Given exercise:
In the listing below, find every line with the string "this" and pull it out.
▶
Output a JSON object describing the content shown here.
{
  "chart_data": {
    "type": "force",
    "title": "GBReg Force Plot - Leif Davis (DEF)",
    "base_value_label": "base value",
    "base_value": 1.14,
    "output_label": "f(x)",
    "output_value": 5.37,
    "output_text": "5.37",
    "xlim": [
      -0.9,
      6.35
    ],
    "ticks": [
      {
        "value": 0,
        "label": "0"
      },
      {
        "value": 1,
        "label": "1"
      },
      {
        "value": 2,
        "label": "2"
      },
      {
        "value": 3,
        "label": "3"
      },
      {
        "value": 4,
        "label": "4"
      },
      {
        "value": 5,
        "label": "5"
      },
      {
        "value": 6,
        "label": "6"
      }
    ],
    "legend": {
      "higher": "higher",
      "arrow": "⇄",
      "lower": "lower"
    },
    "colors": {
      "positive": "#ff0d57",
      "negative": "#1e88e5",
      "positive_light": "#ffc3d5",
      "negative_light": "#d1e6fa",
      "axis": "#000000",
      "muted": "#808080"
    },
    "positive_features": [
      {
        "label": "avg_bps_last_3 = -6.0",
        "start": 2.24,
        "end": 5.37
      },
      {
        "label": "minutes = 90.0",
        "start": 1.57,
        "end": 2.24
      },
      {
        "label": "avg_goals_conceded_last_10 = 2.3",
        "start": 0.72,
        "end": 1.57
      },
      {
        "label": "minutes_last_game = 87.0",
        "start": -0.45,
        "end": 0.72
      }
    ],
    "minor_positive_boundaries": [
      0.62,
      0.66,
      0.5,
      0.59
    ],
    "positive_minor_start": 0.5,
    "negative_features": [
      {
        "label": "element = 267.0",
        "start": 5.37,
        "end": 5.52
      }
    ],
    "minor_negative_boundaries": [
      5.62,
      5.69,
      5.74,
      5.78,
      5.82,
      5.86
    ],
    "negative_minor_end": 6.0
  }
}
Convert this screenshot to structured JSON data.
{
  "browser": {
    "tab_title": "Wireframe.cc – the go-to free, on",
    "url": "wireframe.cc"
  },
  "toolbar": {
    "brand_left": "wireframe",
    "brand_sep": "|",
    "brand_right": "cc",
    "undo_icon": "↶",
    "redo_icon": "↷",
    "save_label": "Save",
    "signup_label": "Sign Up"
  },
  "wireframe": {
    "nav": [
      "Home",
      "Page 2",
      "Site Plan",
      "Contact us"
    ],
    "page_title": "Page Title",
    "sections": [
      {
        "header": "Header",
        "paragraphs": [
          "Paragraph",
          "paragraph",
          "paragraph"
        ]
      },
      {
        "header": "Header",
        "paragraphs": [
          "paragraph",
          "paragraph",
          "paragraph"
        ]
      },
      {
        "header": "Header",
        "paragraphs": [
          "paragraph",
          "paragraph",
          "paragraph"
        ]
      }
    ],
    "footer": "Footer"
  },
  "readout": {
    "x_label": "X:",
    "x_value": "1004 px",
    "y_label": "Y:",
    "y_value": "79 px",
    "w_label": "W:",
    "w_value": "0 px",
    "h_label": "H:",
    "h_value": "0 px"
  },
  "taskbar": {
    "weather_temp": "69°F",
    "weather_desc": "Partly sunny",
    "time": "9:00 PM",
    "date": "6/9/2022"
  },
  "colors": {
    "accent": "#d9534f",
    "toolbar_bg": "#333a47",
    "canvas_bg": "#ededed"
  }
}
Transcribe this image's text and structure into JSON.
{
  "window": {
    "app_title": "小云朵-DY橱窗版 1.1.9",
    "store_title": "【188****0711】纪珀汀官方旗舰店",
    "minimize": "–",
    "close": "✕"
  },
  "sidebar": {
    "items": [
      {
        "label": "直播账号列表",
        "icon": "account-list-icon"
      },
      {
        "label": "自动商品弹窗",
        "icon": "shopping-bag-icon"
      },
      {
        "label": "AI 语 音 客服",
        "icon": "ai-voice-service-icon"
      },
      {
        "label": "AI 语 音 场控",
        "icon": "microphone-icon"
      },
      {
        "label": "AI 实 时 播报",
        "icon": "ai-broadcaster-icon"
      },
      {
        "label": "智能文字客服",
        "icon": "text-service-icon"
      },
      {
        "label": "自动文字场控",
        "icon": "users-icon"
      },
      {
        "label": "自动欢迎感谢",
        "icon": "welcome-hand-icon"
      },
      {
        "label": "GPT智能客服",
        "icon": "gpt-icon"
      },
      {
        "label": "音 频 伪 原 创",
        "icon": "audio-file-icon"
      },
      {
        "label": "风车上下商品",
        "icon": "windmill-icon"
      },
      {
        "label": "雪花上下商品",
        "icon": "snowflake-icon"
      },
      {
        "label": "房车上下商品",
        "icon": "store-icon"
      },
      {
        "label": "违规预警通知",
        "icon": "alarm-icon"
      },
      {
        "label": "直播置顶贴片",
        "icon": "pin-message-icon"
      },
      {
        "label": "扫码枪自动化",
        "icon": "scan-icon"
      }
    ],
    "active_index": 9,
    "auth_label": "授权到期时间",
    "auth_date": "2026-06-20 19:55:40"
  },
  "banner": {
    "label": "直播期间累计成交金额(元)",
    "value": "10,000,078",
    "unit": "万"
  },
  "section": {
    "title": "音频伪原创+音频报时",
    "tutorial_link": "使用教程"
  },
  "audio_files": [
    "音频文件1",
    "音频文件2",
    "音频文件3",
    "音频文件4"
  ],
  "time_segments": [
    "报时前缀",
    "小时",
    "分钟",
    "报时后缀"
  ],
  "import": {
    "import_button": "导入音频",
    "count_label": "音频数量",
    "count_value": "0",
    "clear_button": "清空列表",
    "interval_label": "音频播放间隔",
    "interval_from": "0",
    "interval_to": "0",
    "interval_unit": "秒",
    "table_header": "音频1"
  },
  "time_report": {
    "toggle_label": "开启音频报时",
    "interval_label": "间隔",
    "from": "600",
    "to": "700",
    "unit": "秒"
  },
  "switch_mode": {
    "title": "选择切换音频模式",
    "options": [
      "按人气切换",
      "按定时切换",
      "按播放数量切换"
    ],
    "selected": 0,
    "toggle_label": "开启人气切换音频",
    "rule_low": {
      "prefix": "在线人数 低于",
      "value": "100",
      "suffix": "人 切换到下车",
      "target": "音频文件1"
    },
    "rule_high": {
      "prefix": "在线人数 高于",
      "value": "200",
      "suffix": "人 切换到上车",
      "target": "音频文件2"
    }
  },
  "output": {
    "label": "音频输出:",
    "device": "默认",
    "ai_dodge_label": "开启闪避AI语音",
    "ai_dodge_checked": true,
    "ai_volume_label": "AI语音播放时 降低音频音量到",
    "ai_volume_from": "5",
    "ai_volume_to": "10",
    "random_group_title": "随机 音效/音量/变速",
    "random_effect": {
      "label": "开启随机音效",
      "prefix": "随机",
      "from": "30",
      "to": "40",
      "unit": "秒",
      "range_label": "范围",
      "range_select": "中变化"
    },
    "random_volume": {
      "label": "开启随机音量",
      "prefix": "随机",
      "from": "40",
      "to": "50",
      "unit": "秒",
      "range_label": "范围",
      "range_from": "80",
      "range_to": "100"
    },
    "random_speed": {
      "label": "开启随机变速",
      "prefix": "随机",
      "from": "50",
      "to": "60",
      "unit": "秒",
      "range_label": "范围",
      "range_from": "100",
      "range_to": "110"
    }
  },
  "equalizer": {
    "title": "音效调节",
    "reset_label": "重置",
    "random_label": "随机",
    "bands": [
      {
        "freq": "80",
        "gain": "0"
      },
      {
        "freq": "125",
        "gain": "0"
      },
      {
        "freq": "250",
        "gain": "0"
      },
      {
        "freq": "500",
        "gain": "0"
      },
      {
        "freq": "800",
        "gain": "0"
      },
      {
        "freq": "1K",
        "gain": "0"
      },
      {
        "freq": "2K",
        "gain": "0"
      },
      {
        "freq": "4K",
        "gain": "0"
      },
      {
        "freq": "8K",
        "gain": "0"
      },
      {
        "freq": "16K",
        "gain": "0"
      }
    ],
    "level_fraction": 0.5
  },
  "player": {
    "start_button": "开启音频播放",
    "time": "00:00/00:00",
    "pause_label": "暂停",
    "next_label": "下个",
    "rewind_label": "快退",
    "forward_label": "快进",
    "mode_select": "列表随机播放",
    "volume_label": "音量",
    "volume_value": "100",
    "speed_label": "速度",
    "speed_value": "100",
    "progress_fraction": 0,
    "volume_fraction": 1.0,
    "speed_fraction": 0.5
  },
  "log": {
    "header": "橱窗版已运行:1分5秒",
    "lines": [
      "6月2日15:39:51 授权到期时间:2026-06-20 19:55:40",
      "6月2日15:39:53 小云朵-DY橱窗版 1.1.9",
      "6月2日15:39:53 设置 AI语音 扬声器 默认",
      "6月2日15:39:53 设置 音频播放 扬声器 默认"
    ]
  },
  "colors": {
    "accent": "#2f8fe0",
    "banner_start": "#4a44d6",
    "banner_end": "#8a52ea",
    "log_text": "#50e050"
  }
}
◀
Full output:
Convert this screenshot to structured JSON data.
Transcribe this image's text and structure into JSON.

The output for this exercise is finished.